# GOAL:
Copy out each line exactly; pictures stay out of the copy.

Extracted records:
BEGIN
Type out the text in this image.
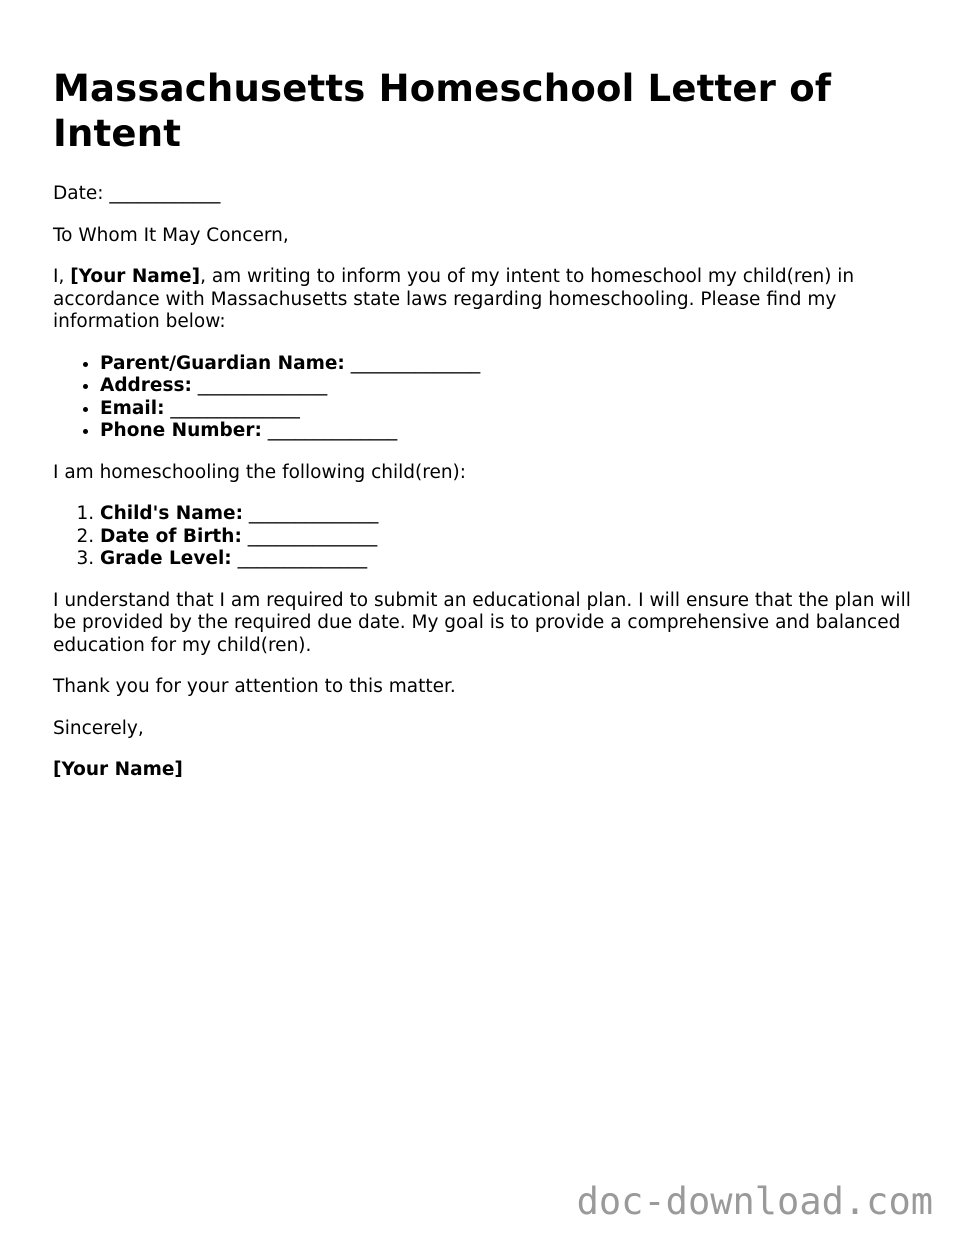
Massachusetts Homeschool Letter of Intent

Date: ____________

To Whom It May Concern,

I, [Your Name], am writing to inform you of my intent to homeschool my child(ren) in accordance with Massachusetts state laws regarding homeschooling. Please find my information below:

• Parent/Guardian Name: ______________
• Address: ______________
• Email: ______________
• Phone Number: ______________

I am homeschooling the following child(ren):

1. Child's Name: ______________
2. Date of Birth: ______________
3. Grade Level: ______________

I understand that I am required to submit an educational plan. I will ensure that the plan will be provided by the required due date. My goal is to provide a comprehensive and balanced education for my child(ren).

Thank you for your attention to this matter.

Sincerely,

[Your Name]

doc-download.com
END
# RESULT OF THE TASK:
Type out the text in this image.
Massachusetts Homeschool Letter of Intent

Date: ____________

To Whom It May Concern,

I, [Your Name], am writing to inform you of my intent to homeschool my child(ren) in accordance with Massachusetts state laws regarding homeschooling. Please find my information below:

• Parent/Guardian Name: ______________
• Address: ______________
• Email: ______________
• Phone Number: ______________

I am homeschooling the following child(ren):

1. Child's Name: ______________
2. Date of Birth: ______________
3. Grade Level: ______________

I understand that I am required to submit an educational plan. I will ensure that the plan will be provided by the required due date. My goal is to provide a comprehensive and balanced education for my child(ren).

Thank you for your attention to this matter.

Sincerely,

[Your Name]

doc-download.com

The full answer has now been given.